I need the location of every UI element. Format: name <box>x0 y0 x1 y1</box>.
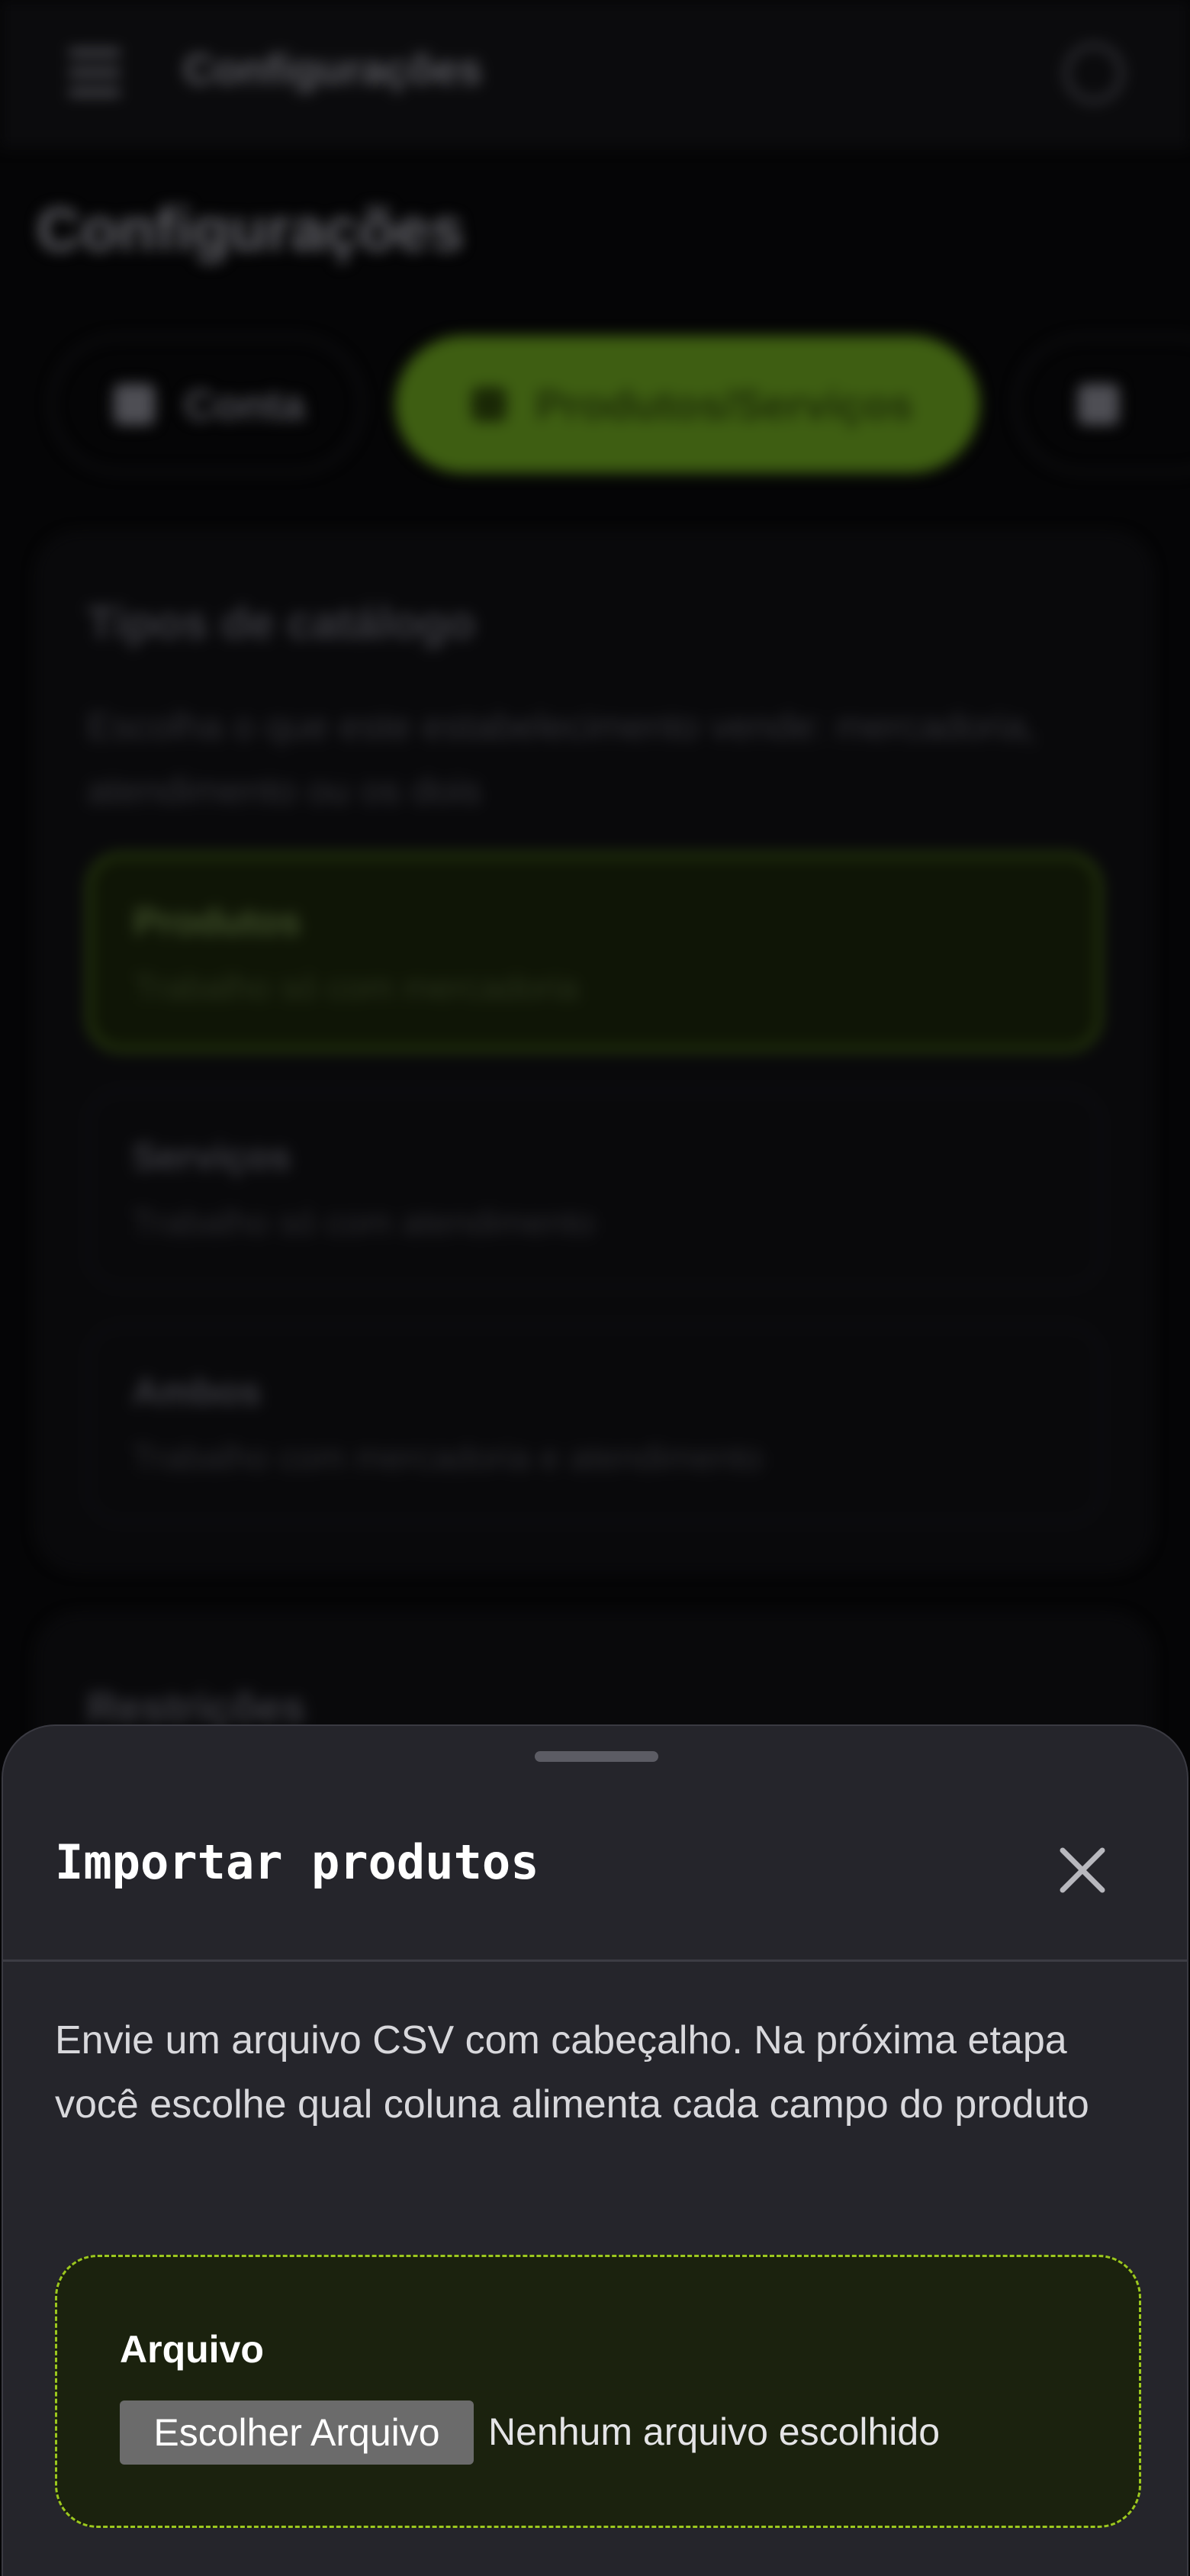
option-servicos[interactable]: Serviços Trabalho só com atendimento <box>87 1090 1102 1288</box>
option-produtos[interactable]: Produtos Trabalho só com mercadoria <box>87 853 1102 1051</box>
avatar[interactable] <box>1064 43 1124 103</box>
close-button[interactable] <box>1040 1828 1124 1912</box>
sheet-title: Importar produtos <box>55 1834 539 1890</box>
option-subtitle: Trabalho só com mercadoria <box>133 968 579 1007</box>
page-title: Configurações <box>37 195 465 263</box>
file-status: Nenhum arquivo escolhido <box>488 2410 941 2453</box>
phone-icon <box>1078 384 1119 425</box>
tab-extra[interactable] <box>1015 336 1190 473</box>
close-icon <box>1060 1847 1105 1893</box>
option-title: Produtos <box>133 900 301 943</box>
import-products-sheet: Importar produtos Envie um arquivo CSV c… <box>2 1724 1188 2576</box>
card-description: Escolha o que este estabelecimento vende… <box>87 705 1037 812</box>
tab-produtos-servicos[interactable]: Produtos/Serviços <box>395 336 979 473</box>
card-title: Tipos de catálogo <box>87 597 475 649</box>
box-icon <box>471 387 507 422</box>
user-icon <box>114 384 155 425</box>
menu-icon[interactable] <box>69 49 121 96</box>
tab-label: Produtos/Serviços <box>536 380 913 429</box>
drag-handle[interactable] <box>535 1751 658 1762</box>
app-header: Configurações <box>0 0 1190 147</box>
divider <box>3 1959 1187 1962</box>
tab-label: Conta <box>184 380 305 429</box>
sheet-description: Envie um arquivo CSV com cabeçalho. Na p… <box>55 2018 1089 2127</box>
file-label: Arquivo <box>120 2328 264 2371</box>
option-title: Ambos <box>132 1370 262 1413</box>
option-title: Serviços <box>132 1135 291 1178</box>
option-subtitle: Trabalho com mercadoria e atendimento <box>132 1438 763 1477</box>
choose-file-button[interactable]: Escolher Arquivo <box>120 2401 474 2465</box>
header-title: Configurações <box>183 45 483 93</box>
file-dropzone[interactable]: Arquivo Escolher Arquivo Nenhum arquivo … <box>55 2255 1141 2528</box>
tab-conta[interactable]: Conta <box>50 336 363 473</box>
option-ambos[interactable]: Ambos Trabalho com mercadoria e atendime… <box>87 1325 1102 1523</box>
option-subtitle: Trabalho só com atendimento <box>132 1203 595 1242</box>
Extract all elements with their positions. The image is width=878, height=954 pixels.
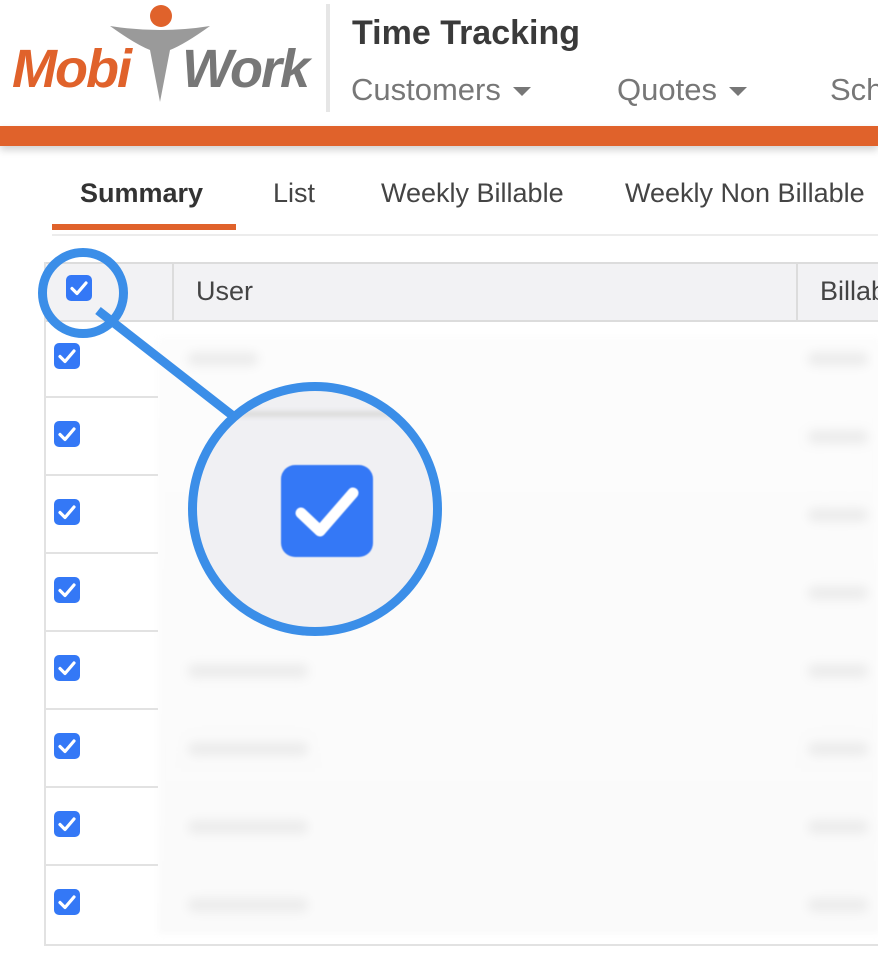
checkmark-icon — [58, 739, 76, 754]
checkmark-icon — [58, 505, 76, 520]
row-checkbox[interactable] — [54, 733, 80, 759]
column-separator — [796, 264, 798, 320]
table-row — [46, 866, 878, 944]
nav-schedule-label: Sch — [830, 72, 878, 107]
checkmark-icon — [58, 661, 76, 676]
app-header: Mobi Work Time Tracking Customers Quotes… — [0, 0, 878, 128]
active-tab-indicator — [52, 224, 236, 230]
row-checkbox[interactable] — [54, 811, 80, 837]
nav-customers[interactable]: Customers — [351, 72, 531, 108]
mobiwork-logo[interactable]: Mobi Work — [10, 4, 310, 108]
tab-summary[interactable]: Summary — [80, 178, 203, 209]
callout-ring-small — [38, 248, 128, 338]
row-checkbox[interactable] — [54, 421, 80, 447]
row-checkbox[interactable] — [54, 343, 80, 369]
table-row — [46, 320, 878, 398]
caret-down-icon — [512, 87, 531, 97]
row-checkbox[interactable] — [54, 577, 80, 603]
table-row — [46, 632, 878, 710]
tab-weekly-billable[interactable]: Weekly Billable — [381, 178, 564, 209]
logo-text-mobi: Mobi — [12, 39, 132, 99]
checkmark-icon — [58, 583, 76, 598]
nav-schedule[interactable]: Sch — [830, 72, 878, 108]
tab-weekly-non-billable[interactable]: Weekly Non Billable — [625, 178, 865, 209]
tab-list[interactable]: List — [273, 178, 315, 209]
checkmark-icon — [58, 427, 76, 442]
table-row — [46, 788, 878, 866]
table-row — [46, 710, 878, 788]
table-header: User Billab — [46, 262, 878, 322]
table-row — [46, 476, 878, 554]
checkmark-icon — [58, 817, 76, 832]
column-separator — [172, 264, 174, 320]
column-header-billable[interactable]: Billab — [820, 276, 878, 307]
caret-down-icon — [728, 87, 747, 97]
header-divider — [326, 4, 330, 112]
nav-customers-label: Customers — [351, 72, 501, 107]
callout-zoom-circle — [188, 382, 442, 636]
checkmark-icon — [58, 895, 76, 910]
checkmark-icon — [295, 487, 359, 537]
nav-quotes-label: Quotes — [617, 72, 717, 107]
nav-quotes[interactable]: Quotes — [617, 72, 747, 108]
table-row — [46, 554, 878, 632]
table-row — [46, 398, 878, 476]
row-checkbox[interactable] — [54, 655, 80, 681]
checkmark-icon — [58, 349, 76, 364]
page-title: Time Tracking — [352, 14, 581, 52]
row-checkbox[interactable] — [54, 889, 80, 915]
row-checkbox[interactable] — [54, 499, 80, 525]
header-accent-bar — [0, 126, 878, 146]
column-header-user[interactable]: User — [196, 276, 253, 307]
zoom-header-edge — [227, 411, 427, 417]
tab-bar: Summary List Weekly Billable Weekly Non … — [52, 160, 878, 236]
logo-text-work: Work — [182, 39, 310, 99]
zoomed-checkbox-icon — [281, 465, 373, 557]
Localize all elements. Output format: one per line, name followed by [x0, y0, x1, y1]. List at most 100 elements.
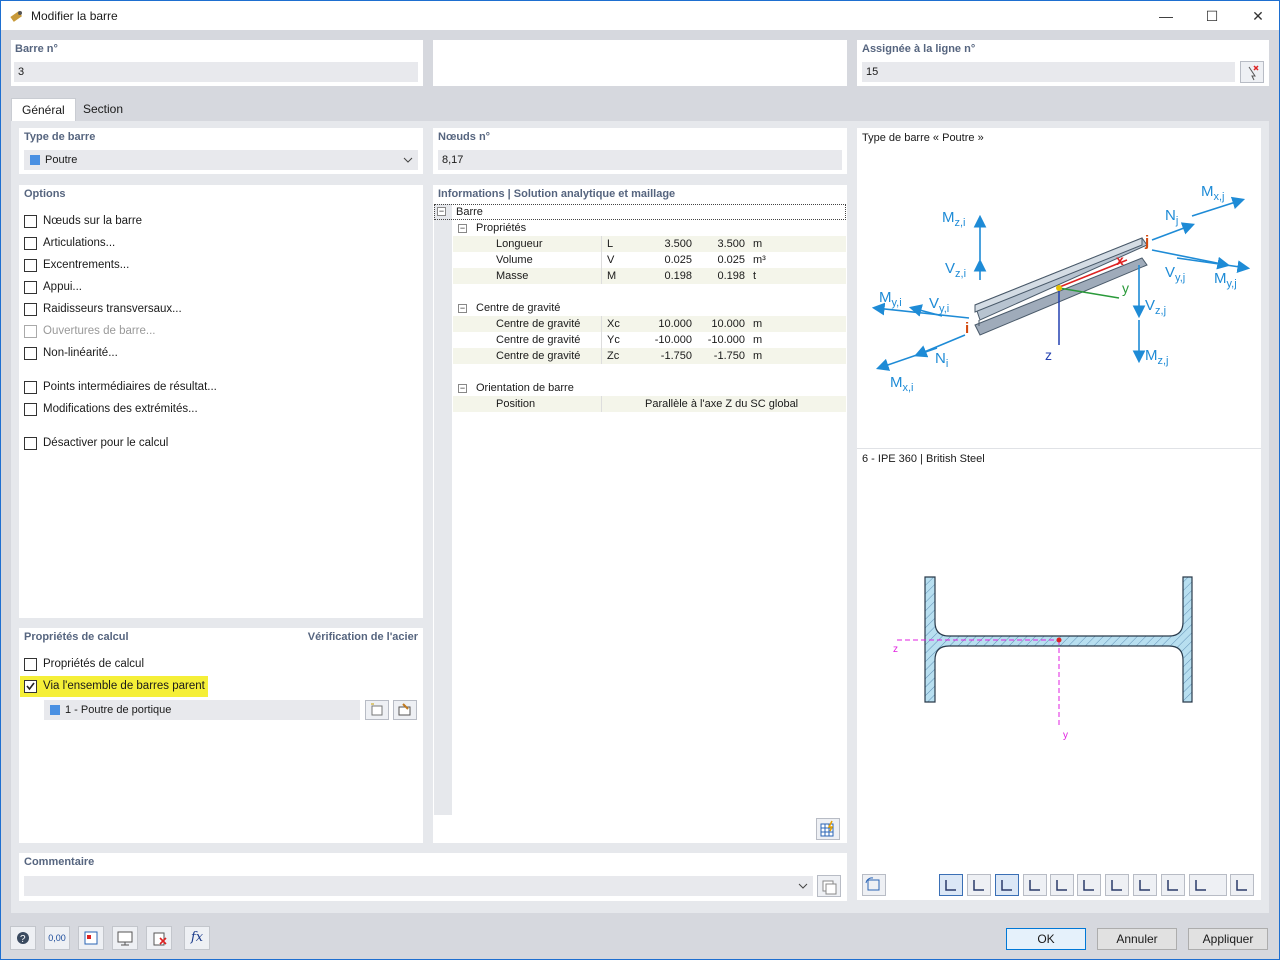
#####
● TASK GOAL
Reproduce these records line for line, without changing anything, and leave out the pictures.

● RESULT BELOW
I need the location of every UI element. Format: name <box>x0 y0 x1 y1</box>.
option-servicos[interactable]: Serviços Trabalho só com atendimento <box>87 1090 1102 1288</box>
option-produtos[interactable]: Produtos Trabalho só com mercadoria <box>87 853 1102 1051</box>
avatar[interactable] <box>1064 43 1124 103</box>
close-button[interactable] <box>1040 1828 1124 1912</box>
sheet-title: Importar produtos <box>55 1834 539 1890</box>
option-subtitle: Trabalho só com mercadoria <box>133 968 579 1007</box>
page-title: Configurações <box>37 195 465 263</box>
file-status: Nenhum arquivo escolhido <box>488 2410 941 2453</box>
phone-icon <box>1078 384 1119 425</box>
tab-extra[interactable] <box>1015 336 1190 473</box>
close-icon <box>1060 1847 1105 1893</box>
option-title: Produtos <box>133 900 301 943</box>
import-products-sheet: Importar produtos Envie um arquivo CSV c… <box>2 1724 1188 2576</box>
card-description: Escolha o que este estabelecimento vende… <box>87 705 1037 812</box>
tab-produtos-servicos[interactable]: Produtos/Serviços <box>395 336 979 473</box>
card-title: Tipos de catálogo <box>87 597 475 649</box>
box-icon <box>471 387 507 422</box>
user-icon <box>114 384 155 425</box>
menu-icon[interactable] <box>69 49 121 96</box>
tab-label: Produtos/Serviços <box>536 380 913 429</box>
drag-handle[interactable] <box>535 1751 658 1762</box>
app-header: Configurações <box>0 0 1190 147</box>
divider <box>3 1959 1187 1962</box>
tab-label: Conta <box>184 380 305 429</box>
sheet-description: Envie um arquivo CSV com cabeçalho. Na p… <box>55 2018 1089 2127</box>
file-label: Arquivo <box>120 2328 264 2371</box>
option-title: Ambos <box>132 1370 262 1413</box>
option-title: Serviços <box>132 1135 291 1178</box>
option-subtitle: Trabalho com mercadoria e atendimento <box>132 1438 763 1477</box>
choose-file-button[interactable]: Escolher Arquivo <box>120 2401 474 2465</box>
header-title: Configurações <box>183 45 483 93</box>
file-dropzone[interactable]: Arquivo Escolher Arquivo Nenhum arquivo … <box>55 2255 1141 2528</box>
tab-conta[interactable]: Conta <box>50 336 363 473</box>
option-ambos[interactable]: Ambos Trabalho com mercadoria e atendime… <box>87 1325 1102 1523</box>
option-subtitle: Trabalho só com atendimento <box>132 1203 595 1242</box>
Extract all elements with their positions. The image is width=878, height=954 pixels.
checkmark-icon — [58, 739, 76, 754]
checkmark-icon — [58, 505, 76, 520]
row-checkbox[interactable] — [54, 733, 80, 759]
column-separator — [796, 264, 798, 320]
table-row — [46, 866, 878, 944]
nav-schedule-label: Sch — [830, 72, 878, 107]
checkmark-icon — [58, 661, 76, 676]
app-header: Mobi Work Time Tracking Customers Quotes… — [0, 0, 878, 128]
active-tab-indicator — [52, 224, 236, 230]
row-checkbox[interactable] — [54, 811, 80, 837]
nav-customers[interactable]: Customers — [351, 72, 531, 108]
mobiwork-logo[interactable]: Mobi Work — [10, 4, 310, 108]
tab-summary[interactable]: Summary — [80, 178, 203, 209]
callout-ring-small — [38, 248, 128, 338]
row-checkbox[interactable] — [54, 421, 80, 447]
row-checkbox[interactable] — [54, 343, 80, 369]
table-row — [46, 320, 878, 398]
caret-down-icon — [512, 87, 531, 97]
row-checkbox[interactable] — [54, 577, 80, 603]
table-row — [46, 632, 878, 710]
tab-weekly-billable[interactable]: Weekly Billable — [381, 178, 564, 209]
logo-text-mobi: Mobi — [12, 39, 132, 99]
checkmark-icon — [58, 583, 76, 598]
nav-schedule[interactable]: Sch — [830, 72, 878, 108]
tab-weekly-non-billable[interactable]: Weekly Non Billable — [625, 178, 865, 209]
tab-list[interactable]: List — [273, 178, 315, 209]
checkmark-icon — [58, 427, 76, 442]
table-row — [46, 788, 878, 866]
table-row — [46, 710, 878, 788]
table-header: User Billab — [46, 262, 878, 322]
table-row — [46, 476, 878, 554]
checkmark-icon — [58, 817, 76, 832]
column-separator — [172, 264, 174, 320]
column-header-billable[interactable]: Billab — [820, 276, 878, 307]
caret-down-icon — [728, 87, 747, 97]
header-divider — [326, 4, 330, 112]
nav-customers-label: Customers — [351, 72, 501, 107]
callout-zoom-circle — [188, 382, 442, 636]
checkmark-icon — [58, 895, 76, 910]
checkmark-icon — [295, 487, 359, 537]
nav-quotes-label: Quotes — [617, 72, 717, 107]
nav-quotes[interactable]: Quotes — [617, 72, 747, 108]
table-row — [46, 554, 878, 632]
table-row — [46, 398, 878, 476]
row-checkbox[interactable] — [54, 655, 80, 681]
checkmark-icon — [58, 349, 76, 364]
page-title: Time Tracking — [352, 14, 581, 52]
row-checkbox[interactable] — [54, 889, 80, 915]
row-checkbox[interactable] — [54, 499, 80, 525]
header-accent-bar — [0, 126, 878, 146]
column-header-user[interactable]: User — [196, 276, 253, 307]
zoom-header-edge — [227, 411, 427, 417]
tab-bar: Summary List Weekly Billable Weekly Non … — [52, 160, 878, 236]
logo-text-work: Work — [182, 39, 310, 99]
zoomed-checkbox-icon — [281, 465, 373, 557]
Localize all elements. Output format: one per line, name followed by [x0, y0, x1, y1]. List at most 100 elements.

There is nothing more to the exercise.